┌─ STORED RECORDS

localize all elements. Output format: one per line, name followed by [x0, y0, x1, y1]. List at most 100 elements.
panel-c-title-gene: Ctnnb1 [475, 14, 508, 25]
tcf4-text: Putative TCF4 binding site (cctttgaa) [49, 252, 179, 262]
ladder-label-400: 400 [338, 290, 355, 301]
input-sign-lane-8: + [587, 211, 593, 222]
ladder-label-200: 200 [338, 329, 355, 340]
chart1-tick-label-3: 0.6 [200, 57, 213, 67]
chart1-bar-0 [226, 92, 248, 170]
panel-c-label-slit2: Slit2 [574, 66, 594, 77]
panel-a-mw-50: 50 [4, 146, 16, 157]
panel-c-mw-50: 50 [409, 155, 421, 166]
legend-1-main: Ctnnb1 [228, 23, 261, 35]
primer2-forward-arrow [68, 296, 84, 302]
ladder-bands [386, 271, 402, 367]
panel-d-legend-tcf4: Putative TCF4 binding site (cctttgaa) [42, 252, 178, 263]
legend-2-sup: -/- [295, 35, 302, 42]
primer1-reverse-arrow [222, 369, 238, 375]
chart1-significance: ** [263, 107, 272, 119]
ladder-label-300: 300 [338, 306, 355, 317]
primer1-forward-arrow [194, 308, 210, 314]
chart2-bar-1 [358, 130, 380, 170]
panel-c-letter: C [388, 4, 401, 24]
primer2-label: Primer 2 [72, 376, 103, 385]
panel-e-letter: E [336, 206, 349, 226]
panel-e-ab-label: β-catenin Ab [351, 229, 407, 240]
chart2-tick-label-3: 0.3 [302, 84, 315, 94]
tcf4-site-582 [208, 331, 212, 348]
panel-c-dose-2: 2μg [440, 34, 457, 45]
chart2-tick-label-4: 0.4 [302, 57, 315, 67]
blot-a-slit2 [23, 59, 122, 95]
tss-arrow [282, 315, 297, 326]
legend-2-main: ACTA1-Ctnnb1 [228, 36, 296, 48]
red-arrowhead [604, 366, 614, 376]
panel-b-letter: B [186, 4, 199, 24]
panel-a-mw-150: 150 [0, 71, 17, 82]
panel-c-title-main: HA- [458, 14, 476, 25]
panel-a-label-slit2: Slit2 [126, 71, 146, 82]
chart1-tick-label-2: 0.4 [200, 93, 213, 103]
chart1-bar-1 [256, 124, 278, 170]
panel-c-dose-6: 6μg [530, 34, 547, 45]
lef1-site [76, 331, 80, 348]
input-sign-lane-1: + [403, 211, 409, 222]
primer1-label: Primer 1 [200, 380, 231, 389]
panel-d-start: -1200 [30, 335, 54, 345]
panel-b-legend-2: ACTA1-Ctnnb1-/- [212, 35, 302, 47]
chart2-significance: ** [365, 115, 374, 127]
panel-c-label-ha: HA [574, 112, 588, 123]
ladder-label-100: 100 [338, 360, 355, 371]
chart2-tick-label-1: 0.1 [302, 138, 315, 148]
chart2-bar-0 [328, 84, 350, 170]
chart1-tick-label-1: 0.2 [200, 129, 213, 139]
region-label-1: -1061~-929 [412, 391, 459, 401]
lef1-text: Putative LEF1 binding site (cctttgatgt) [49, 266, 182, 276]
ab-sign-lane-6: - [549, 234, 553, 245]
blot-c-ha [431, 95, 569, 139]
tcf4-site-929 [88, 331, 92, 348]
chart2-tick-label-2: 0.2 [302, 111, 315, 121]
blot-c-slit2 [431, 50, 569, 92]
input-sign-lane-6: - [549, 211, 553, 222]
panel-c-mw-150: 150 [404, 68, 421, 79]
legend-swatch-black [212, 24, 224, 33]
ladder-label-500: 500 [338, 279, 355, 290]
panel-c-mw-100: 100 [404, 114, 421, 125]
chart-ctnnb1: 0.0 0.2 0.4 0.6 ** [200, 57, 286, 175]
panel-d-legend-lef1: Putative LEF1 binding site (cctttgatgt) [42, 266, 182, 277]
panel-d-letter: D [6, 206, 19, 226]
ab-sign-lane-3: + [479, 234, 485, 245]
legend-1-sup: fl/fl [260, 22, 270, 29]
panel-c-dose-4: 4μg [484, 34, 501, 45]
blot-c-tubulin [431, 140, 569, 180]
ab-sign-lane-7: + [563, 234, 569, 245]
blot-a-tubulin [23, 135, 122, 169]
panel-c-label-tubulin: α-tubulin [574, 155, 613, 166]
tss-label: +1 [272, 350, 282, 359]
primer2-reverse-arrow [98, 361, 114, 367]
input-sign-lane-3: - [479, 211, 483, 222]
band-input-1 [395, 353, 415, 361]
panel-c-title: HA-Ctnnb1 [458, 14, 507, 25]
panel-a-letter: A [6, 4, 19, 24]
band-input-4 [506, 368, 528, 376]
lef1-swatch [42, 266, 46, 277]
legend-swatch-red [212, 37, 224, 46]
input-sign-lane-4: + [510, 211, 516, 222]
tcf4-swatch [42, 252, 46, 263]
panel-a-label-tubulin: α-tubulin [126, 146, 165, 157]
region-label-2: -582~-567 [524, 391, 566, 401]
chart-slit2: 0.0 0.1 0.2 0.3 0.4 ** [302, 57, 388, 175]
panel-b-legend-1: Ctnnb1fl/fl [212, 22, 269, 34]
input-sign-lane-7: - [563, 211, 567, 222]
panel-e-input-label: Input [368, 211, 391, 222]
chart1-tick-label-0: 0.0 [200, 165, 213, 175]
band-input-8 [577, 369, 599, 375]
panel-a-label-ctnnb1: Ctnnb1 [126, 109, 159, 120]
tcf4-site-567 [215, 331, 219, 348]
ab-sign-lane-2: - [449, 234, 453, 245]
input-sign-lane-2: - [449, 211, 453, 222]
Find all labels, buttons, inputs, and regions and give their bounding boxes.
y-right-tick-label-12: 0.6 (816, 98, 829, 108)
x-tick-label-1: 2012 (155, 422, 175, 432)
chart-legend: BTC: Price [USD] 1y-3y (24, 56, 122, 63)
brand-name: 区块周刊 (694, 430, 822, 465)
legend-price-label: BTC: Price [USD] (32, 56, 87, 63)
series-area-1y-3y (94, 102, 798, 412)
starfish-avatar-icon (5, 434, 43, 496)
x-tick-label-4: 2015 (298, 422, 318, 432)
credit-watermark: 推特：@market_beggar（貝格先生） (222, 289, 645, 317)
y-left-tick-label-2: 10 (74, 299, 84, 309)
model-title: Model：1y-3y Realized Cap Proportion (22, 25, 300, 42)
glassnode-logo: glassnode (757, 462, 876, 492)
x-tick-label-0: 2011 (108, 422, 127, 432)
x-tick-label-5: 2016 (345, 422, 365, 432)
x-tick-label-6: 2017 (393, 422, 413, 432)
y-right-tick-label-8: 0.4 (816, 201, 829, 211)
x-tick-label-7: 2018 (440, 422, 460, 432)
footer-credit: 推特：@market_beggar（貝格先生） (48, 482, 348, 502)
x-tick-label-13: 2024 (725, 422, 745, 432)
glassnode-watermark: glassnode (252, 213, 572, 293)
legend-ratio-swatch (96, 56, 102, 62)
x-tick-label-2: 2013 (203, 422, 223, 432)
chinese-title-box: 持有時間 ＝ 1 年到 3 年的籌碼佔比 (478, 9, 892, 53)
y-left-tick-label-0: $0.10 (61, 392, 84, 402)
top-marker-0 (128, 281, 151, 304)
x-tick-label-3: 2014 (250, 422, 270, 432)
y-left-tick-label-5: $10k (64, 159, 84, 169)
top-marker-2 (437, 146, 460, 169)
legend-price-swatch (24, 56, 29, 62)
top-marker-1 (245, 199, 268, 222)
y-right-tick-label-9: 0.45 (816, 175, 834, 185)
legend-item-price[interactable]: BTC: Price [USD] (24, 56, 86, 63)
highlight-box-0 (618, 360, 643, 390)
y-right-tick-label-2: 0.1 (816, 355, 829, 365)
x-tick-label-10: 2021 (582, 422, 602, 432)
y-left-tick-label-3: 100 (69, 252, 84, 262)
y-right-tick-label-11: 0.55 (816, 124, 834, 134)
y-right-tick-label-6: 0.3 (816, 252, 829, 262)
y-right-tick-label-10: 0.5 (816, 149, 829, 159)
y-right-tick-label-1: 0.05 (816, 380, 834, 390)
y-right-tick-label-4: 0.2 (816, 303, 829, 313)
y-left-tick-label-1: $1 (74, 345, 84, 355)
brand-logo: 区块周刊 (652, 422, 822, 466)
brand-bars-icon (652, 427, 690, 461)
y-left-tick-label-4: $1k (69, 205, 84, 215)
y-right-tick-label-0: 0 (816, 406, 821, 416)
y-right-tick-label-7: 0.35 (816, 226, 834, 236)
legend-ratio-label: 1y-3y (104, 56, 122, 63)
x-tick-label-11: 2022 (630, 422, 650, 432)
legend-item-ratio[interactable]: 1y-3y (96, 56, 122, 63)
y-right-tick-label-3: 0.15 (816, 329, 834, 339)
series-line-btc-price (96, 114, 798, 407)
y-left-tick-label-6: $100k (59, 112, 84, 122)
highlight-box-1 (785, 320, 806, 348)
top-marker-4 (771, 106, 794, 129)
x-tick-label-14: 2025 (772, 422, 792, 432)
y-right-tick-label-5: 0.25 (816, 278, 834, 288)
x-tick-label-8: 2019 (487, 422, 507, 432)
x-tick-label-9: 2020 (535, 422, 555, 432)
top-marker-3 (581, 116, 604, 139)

└─

Repeat the lines of the records exactly, starting at the first line and ending at the line that contains "primer2-forward-arrow [68, 296, 84, 302]", with both ends included.

localize all elements. Output format: one per line, name followed by [x0, y0, x1, y1]. List at most 100 elements.
panel-c-title-gene: Ctnnb1 [475, 14, 508, 25]
tcf4-text: Putative TCF4 binding site (cctttgaa) [49, 252, 179, 262]
ladder-label-400: 400 [338, 290, 355, 301]
input-sign-lane-8: + [587, 211, 593, 222]
ladder-label-200: 200 [338, 329, 355, 340]
chart1-tick-label-3: 0.6 [200, 57, 213, 67]
chart1-bar-0 [226, 92, 248, 170]
panel-c-label-slit2: Slit2 [574, 66, 594, 77]
panel-a-mw-50: 50 [4, 146, 16, 157]
panel-c-mw-50: 50 [409, 155, 421, 166]
legend-1-main: Ctnnb1 [228, 23, 261, 35]
primer2-forward-arrow [68, 296, 84, 302]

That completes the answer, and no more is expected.